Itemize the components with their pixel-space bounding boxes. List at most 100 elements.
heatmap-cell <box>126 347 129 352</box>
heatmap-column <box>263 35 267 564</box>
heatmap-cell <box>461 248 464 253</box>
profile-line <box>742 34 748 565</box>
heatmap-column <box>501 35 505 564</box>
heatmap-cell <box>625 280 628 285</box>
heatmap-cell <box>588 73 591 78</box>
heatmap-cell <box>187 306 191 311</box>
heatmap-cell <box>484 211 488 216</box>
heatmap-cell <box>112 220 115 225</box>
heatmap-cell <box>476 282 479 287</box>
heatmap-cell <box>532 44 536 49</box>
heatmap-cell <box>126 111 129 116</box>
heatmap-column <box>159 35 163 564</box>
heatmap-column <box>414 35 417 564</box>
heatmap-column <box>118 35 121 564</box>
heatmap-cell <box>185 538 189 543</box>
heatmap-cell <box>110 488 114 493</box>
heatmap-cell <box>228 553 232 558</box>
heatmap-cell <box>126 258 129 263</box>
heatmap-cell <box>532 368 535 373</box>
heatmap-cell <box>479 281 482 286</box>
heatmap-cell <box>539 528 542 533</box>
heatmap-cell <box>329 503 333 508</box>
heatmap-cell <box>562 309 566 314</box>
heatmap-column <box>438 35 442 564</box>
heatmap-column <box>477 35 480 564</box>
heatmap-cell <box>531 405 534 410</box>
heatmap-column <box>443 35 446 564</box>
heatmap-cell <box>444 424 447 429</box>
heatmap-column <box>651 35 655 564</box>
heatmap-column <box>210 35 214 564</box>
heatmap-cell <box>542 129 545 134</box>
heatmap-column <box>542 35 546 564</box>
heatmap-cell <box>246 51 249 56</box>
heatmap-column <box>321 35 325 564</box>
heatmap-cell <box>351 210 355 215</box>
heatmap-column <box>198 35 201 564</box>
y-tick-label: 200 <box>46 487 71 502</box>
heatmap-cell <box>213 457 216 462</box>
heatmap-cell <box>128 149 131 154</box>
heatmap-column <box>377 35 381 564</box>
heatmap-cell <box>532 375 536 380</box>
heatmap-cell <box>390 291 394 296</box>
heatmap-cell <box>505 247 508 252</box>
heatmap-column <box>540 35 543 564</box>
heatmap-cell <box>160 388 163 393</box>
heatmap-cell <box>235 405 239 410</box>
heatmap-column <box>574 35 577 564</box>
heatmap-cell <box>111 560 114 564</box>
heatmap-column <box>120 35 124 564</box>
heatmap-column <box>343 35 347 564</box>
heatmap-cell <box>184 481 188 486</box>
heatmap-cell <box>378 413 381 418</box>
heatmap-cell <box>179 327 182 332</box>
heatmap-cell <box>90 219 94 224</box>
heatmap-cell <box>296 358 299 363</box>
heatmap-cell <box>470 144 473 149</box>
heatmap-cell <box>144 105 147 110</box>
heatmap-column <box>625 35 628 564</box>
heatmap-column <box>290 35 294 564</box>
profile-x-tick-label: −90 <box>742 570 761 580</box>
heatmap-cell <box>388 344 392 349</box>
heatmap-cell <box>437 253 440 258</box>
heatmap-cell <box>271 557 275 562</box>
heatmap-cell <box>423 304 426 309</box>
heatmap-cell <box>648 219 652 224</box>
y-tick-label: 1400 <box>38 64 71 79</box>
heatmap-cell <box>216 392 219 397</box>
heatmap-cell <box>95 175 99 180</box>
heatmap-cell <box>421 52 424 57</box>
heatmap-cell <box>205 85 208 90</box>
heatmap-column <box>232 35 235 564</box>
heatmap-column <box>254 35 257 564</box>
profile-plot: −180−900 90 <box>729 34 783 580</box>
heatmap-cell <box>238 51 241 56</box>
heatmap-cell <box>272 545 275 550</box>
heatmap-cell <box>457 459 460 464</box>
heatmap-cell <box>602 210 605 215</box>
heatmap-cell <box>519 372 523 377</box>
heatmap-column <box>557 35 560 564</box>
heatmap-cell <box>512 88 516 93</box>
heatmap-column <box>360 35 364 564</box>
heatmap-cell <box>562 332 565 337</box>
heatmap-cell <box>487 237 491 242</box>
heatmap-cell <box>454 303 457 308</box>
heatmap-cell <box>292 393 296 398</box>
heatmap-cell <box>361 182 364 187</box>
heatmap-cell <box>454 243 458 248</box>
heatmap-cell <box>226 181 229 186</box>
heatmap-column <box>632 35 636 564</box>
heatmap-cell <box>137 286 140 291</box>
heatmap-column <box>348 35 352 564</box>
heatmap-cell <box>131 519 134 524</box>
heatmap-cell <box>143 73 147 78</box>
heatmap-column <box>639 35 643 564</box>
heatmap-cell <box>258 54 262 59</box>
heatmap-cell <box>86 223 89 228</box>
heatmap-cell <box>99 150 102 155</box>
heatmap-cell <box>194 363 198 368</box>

---*---

◆ INSTRUCTIONS TO FOLLOW: Reproduce the items verbatim from the first line through the line that contains "heatmap-column <box>159 35 163 564</box>", and include both of those lines.

◆ FULL OUTPUT:
Itemize the components with their pixel-space bounding boxes. List at most 100 elements.
heatmap-cell <box>126 347 129 352</box>
heatmap-column <box>263 35 267 564</box>
heatmap-cell <box>461 248 464 253</box>
profile-line <box>742 34 748 565</box>
heatmap-column <box>501 35 505 564</box>
heatmap-cell <box>625 280 628 285</box>
heatmap-cell <box>588 73 591 78</box>
heatmap-cell <box>187 306 191 311</box>
heatmap-cell <box>484 211 488 216</box>
heatmap-cell <box>112 220 115 225</box>
heatmap-cell <box>476 282 479 287</box>
heatmap-cell <box>532 44 536 49</box>
heatmap-cell <box>126 111 129 116</box>
heatmap-column <box>159 35 163 564</box>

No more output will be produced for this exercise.